## Start

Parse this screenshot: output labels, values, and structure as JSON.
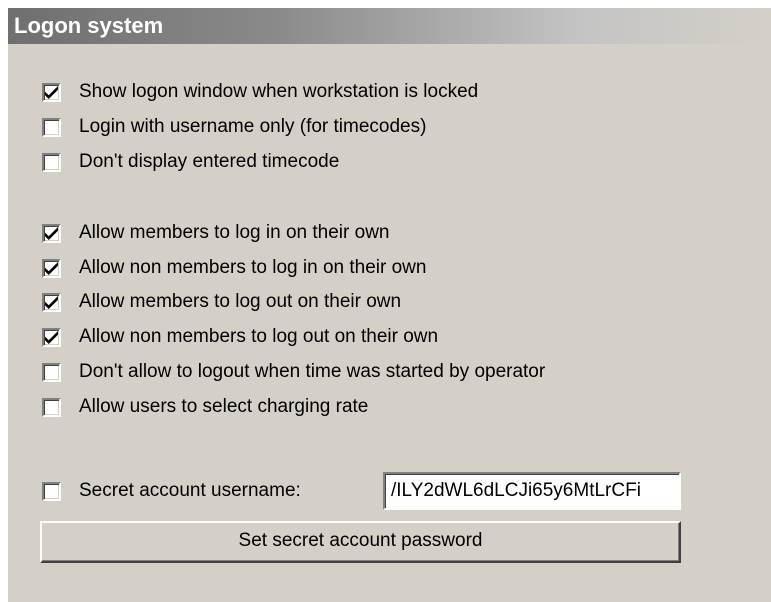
{
  "header": {
    "title": "Logon system"
  },
  "options": [
    {
      "label": "Show logon window when workstation is locked",
      "checked": true
    },
    {
      "label": "Login with username only (for timecodes)",
      "checked": false
    },
    {
      "label": "Don't display entered timecode",
      "checked": false
    },
    {
      "label": "Allow members to log in on their own",
      "checked": true
    },
    {
      "label": "Allow non members to log in on their own",
      "checked": true
    },
    {
      "label": "Allow members to log out on their own",
      "checked": true
    },
    {
      "label": "Allow non members to log out on their own",
      "checked": true
    },
    {
      "label": "Don't allow to logout when time was started by operator",
      "checked": false
    },
    {
      "label": "Allow users to select charging rate",
      "checked": false
    }
  ],
  "secret": {
    "label": "Secret account username:",
    "checked": false,
    "value": "/ILY2dWL6dLCJi65y6MtLrCFi",
    "button_label": "Set secret account password"
  }
}
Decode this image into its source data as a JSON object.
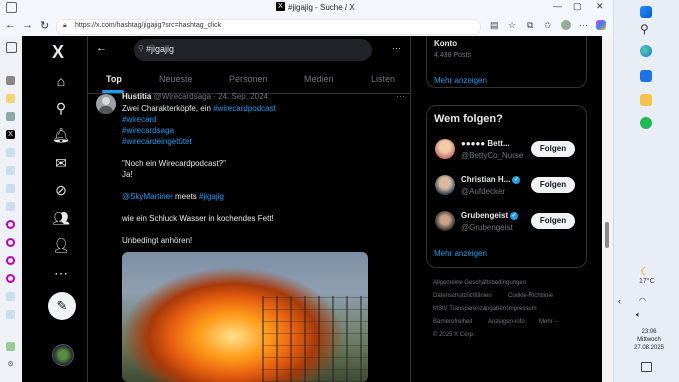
{
  "browser": {
    "tab_title": "#jigajig - Suche / X",
    "url": "https://x.com/hashtag/jigajig?src=hashtag_click",
    "x_badge": "X"
  },
  "x": {
    "logo": "X",
    "back_icon": "←",
    "search_query": "#jigajig",
    "more": "···",
    "tabs": [
      "Top",
      "Neueste",
      "Personen",
      "Medien",
      "Listen"
    ],
    "nav_icons": [
      "home-icon",
      "explore-icon",
      "notifications-icon",
      "messages-icon",
      "grok-icon",
      "communities-icon",
      "profile-icon",
      "more-icon"
    ]
  },
  "tweet": {
    "name": "Hustitia",
    "meta": "@Wirecardsaga · 24. Sep. 2024",
    "line1_pre": "Zwei Charakterköpfe, ein ",
    "line1_link": "#wirecardpodcast",
    "hashtags": [
      "#wirecard",
      "#wirecardsaga",
      "#wirecardeingetütet"
    ],
    "quote": "\"Noch ein Wirecardpodcast?\"",
    "ja": "Ja!",
    "mention": "@SkyMartiner",
    "meets": " meets ",
    "tag": "#jigajig",
    "line_water": "wie ein Schluck Wasser in kochendes Fett!",
    "line_listen": "Unbedingt anhören!",
    "more": "···"
  },
  "right": {
    "konto_title": "Konto",
    "konto_posts": "4.438 Posts",
    "show_more": "Mehr anzeigen",
    "who_title": "Wem folgen?",
    "who": [
      {
        "name": "●●●●● Bett...",
        "handle": "@BettyCo_Nurse",
        "verified": false,
        "button": "Folgen"
      },
      {
        "name": "Christian H...",
        "handle": "@Aufdecker",
        "verified": true,
        "button": "Folgen"
      },
      {
        "name": "Grubengeist",
        "handle": "@Grubengeist",
        "verified": true,
        "button": "Folgen"
      }
    ],
    "who_more": "Mehr anzeigen",
    "footer": [
      "Allgemeine Geschäftsbedingungen",
      "Datenschutzrichtlinien",
      "Cookie-Richtlinie",
      "MStV Transparenzangaben",
      "Impressum",
      "Barrierefreiheit",
      "Anzeigen-info",
      "Mehr ···",
      "© 2025 X Corp."
    ]
  },
  "windows": {
    "weather": "17°C",
    "time": "23:06",
    "day": "Mittwoch",
    "date": "27.08.2025"
  }
}
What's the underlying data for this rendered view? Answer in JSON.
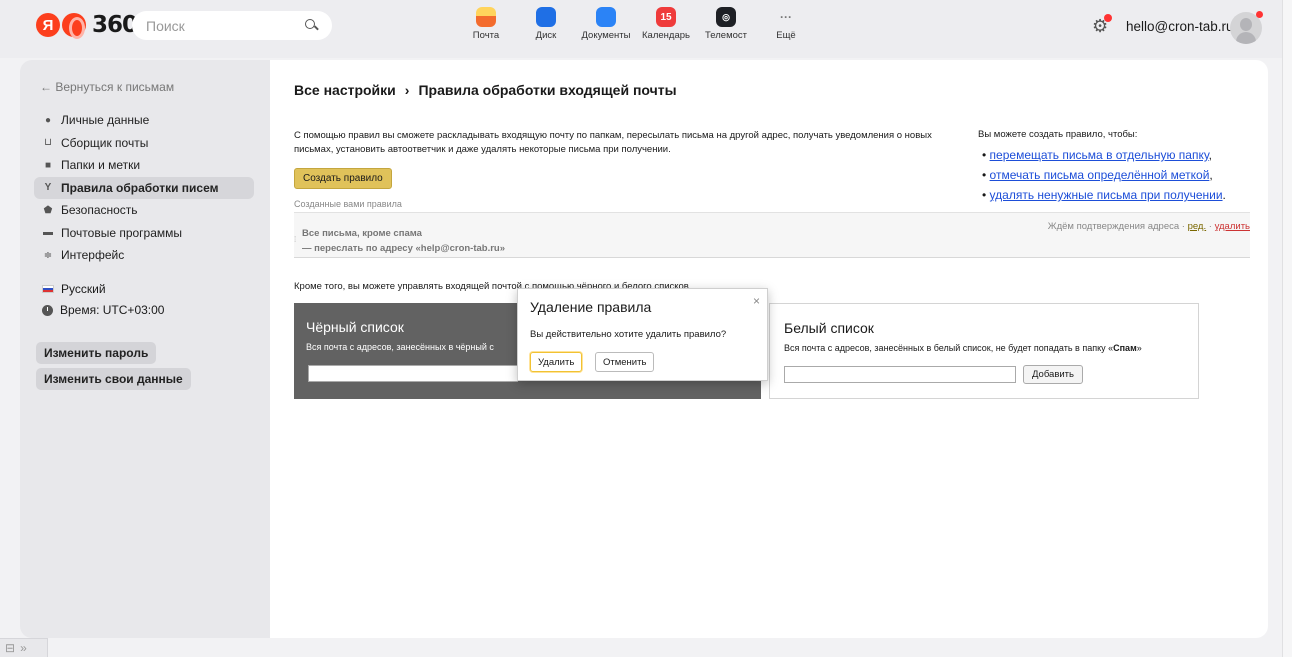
{
  "header": {
    "logo_text": "360",
    "logo_letter": "Я",
    "search_placeholder": "Поиск",
    "apps": [
      {
        "label": "Почта",
        "icon": "mail-icon",
        "badge": ""
      },
      {
        "label": "Диск",
        "icon": "disk-icon",
        "badge": ""
      },
      {
        "label": "Документы",
        "icon": "documents-icon",
        "badge": ""
      },
      {
        "label": "Календарь",
        "icon": "calendar-icon",
        "badge": "15"
      },
      {
        "label": "Телемост",
        "icon": "telemost-icon",
        "badge": ""
      },
      {
        "label": "Ещё",
        "icon": "more-icon",
        "badge": "···"
      }
    ],
    "email": "hello@cron-tab.ru"
  },
  "sidebar": {
    "back_label": "← Вернуться к письмам",
    "items": [
      {
        "label": "Личные данные",
        "icon": "person-icon",
        "active": false
      },
      {
        "label": "Сборщик почты",
        "icon": "inbox-icon",
        "active": false
      },
      {
        "label": "Папки и метки",
        "icon": "folder-icon",
        "active": false
      },
      {
        "label": "Правила обработки писем",
        "icon": "rules-icon",
        "active": true
      },
      {
        "label": "Безопасность",
        "icon": "shield-icon",
        "active": false
      },
      {
        "label": "Почтовые программы",
        "icon": "monitor-icon",
        "active": false
      },
      {
        "label": "Интерфейс",
        "icon": "sliders-icon",
        "active": false
      }
    ],
    "language": "Русский",
    "timezone": "Время: UTC+03:00",
    "change_password": "Изменить пароль",
    "change_data": "Изменить свои данные"
  },
  "main": {
    "breadcrumb_root": "Все настройки",
    "breadcrumb_sep": "›",
    "breadcrumb_current": "Правила обработки входящей почты",
    "description": "С помощью правил вы сможете раскладывать входящую почту по папкам, пересылать письма на другой адрес, получать уведомления о новых письмах, установить автоответчик и даже удалять некоторые письма при получении.",
    "create_button": "Создать правило",
    "created_label": "Созданные вами правила",
    "rule": {
      "condition": "Все письма, кроме спама",
      "action": "— переслать по адресу «help@cron-tab.ru»",
      "status": "Ждём подтверждения адреса · ",
      "edit": "ред.",
      "sep": " · ",
      "delete": "удалить"
    },
    "tips_title": "Вы можете создать правило, чтобы:",
    "tips": [
      "перемещать письма в отдельную папку",
      "отмечать письма определённой меткой",
      "удалять ненужные письма при получении"
    ],
    "tips_suffix": [
      ",",
      ",",
      "."
    ],
    "also_text": "Кроме того, вы можете управлять входящей почтой с помощью чёрного и белого списков.",
    "blacklist_title": "Чёрный список",
    "blacklist_desc": "Вся почта с адресов, занесённых в чёрный с",
    "whitelist_title": "Белый список",
    "whitelist_desc_pre": "Вся почта с адресов, занесённых в белый список, не будет попадать в папку «",
    "whitelist_desc_bold": "Спам",
    "whitelist_desc_post": "»",
    "whitelist_add": "Добавить"
  },
  "modal": {
    "title": "Удаление правила",
    "close": "×",
    "text": "Вы действительно хотите удалить правило?",
    "confirm": "Удалить",
    "cancel": "Отменить"
  },
  "bottom": {
    "icon": "ꟷ",
    "expand": "»"
  }
}
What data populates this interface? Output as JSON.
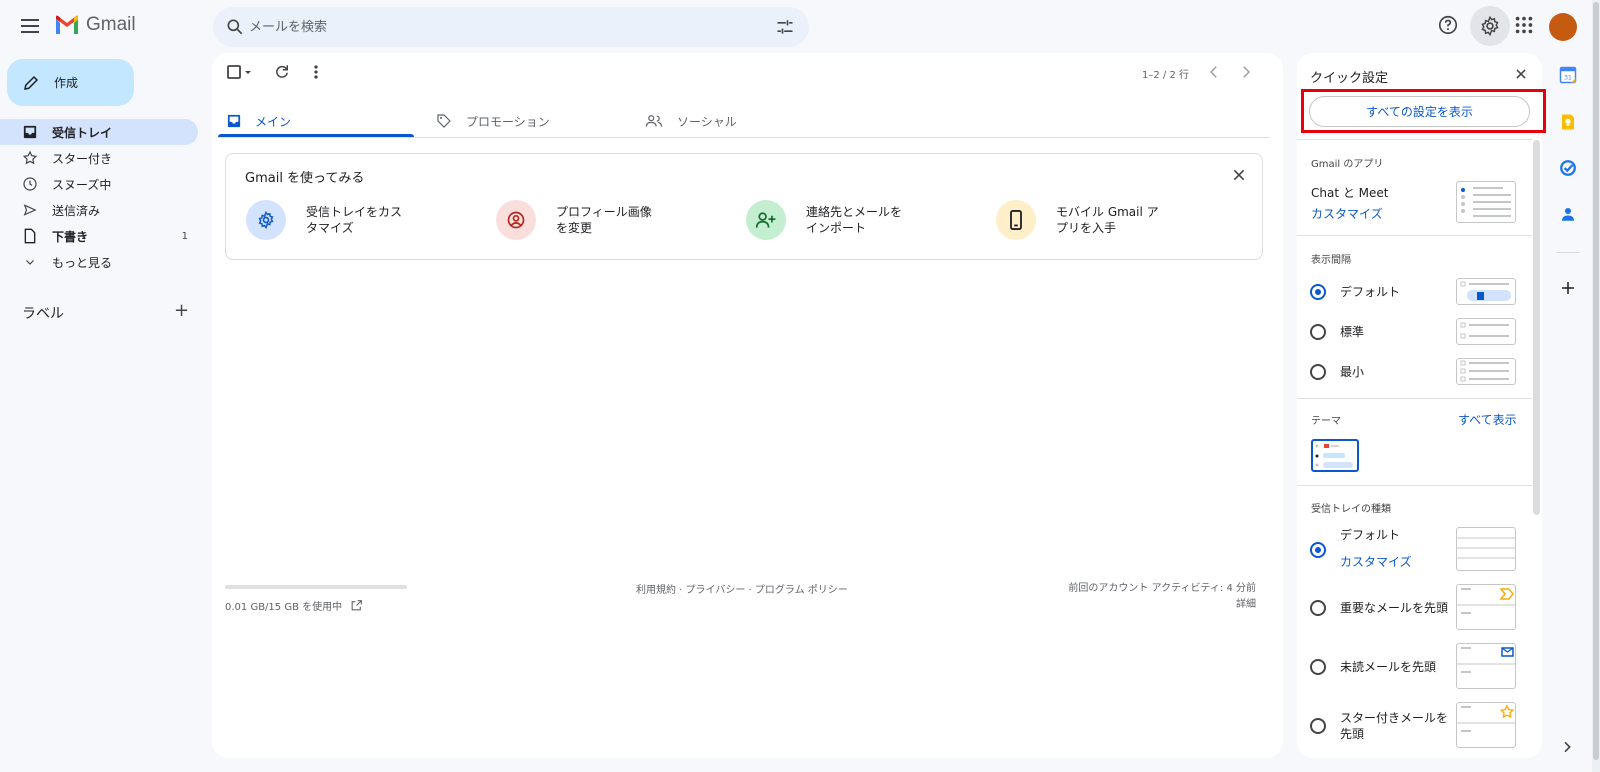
{
  "header": {
    "app_name": "Gmail",
    "search_placeholder": "メールを検索",
    "avatar_color": "#c55a11"
  },
  "sidebar": {
    "compose_label": "作成",
    "items": [
      {
        "label": "受信トレイ",
        "icon": "inbox-icon",
        "active": true
      },
      {
        "label": "スター付き",
        "icon": "star-icon"
      },
      {
        "label": "スヌーズ中",
        "icon": "clock-icon"
      },
      {
        "label": "送信済み",
        "icon": "send-icon"
      },
      {
        "label": "下書き",
        "icon": "draft-icon",
        "count": "1"
      },
      {
        "label": "もっと見る",
        "icon": "chevron-down-icon"
      }
    ],
    "labels_title": "ラベル"
  },
  "main": {
    "pager": "1–2 / 2 行",
    "tabs": [
      {
        "label": "メイン",
        "icon": "inbox-icon",
        "active": true
      },
      {
        "label": "プロモーション",
        "icon": "tag-icon"
      },
      {
        "label": "ソーシャル",
        "icon": "people-icon"
      }
    ],
    "get_started": {
      "title": "Gmail を使ってみる",
      "items": [
        {
          "line1": "受信トレイをカス",
          "line2": "タマイズ",
          "icon": "gear-icon",
          "color": "#d3e3fd"
        },
        {
          "line1": "プロフィール画像",
          "line2": "を変更",
          "icon": "account-circle-icon",
          "color": "#f9dedc"
        },
        {
          "line1": "連絡先とメールを",
          "line2": "インポート",
          "icon": "person-add-icon",
          "color": "#c4eed0"
        },
        {
          "line1": "モバイル Gmail ア",
          "line2": "プリを入手",
          "icon": "phone-icon",
          "color": "#ffefc9"
        }
      ]
    },
    "storage": "0.01 GB/15 GB を使用中",
    "footer_links": "利用規約 · プライバシー · プログラム ポリシー",
    "activity_line1": "前回のアカウント アクティビティ: 4 分前",
    "activity_line2": "詳細"
  },
  "quick_settings": {
    "title": "クイック設定",
    "all_settings_button": "すべての設定を表示",
    "apps_section": "Gmail のアプリ",
    "chat_meet": "Chat と Meet",
    "customize": "カスタマイズ",
    "density_section": "表示間隔",
    "density_options": [
      "デフォルト",
      "標準",
      "最小"
    ],
    "theme_section": "テーマ",
    "theme_view_all": "すべて表示",
    "inbox_type_section": "受信トレイの種類",
    "inbox_types": [
      {
        "label": "デフォルト",
        "sub": "カスタマイズ"
      },
      {
        "label": "重要なメールを先頭"
      },
      {
        "label": "未読メールを先頭"
      },
      {
        "label": "スター付きメールを",
        "label2": "先頭"
      }
    ],
    "accent_color": "#0b57d0",
    "highlight_color": "#e8000b"
  }
}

## End

# Exercise task:
Copy every line above that includes the string "Grubengeist".

# Exercise output:
        "name": "Grubengeist",
        "handle": "@Grubengeist",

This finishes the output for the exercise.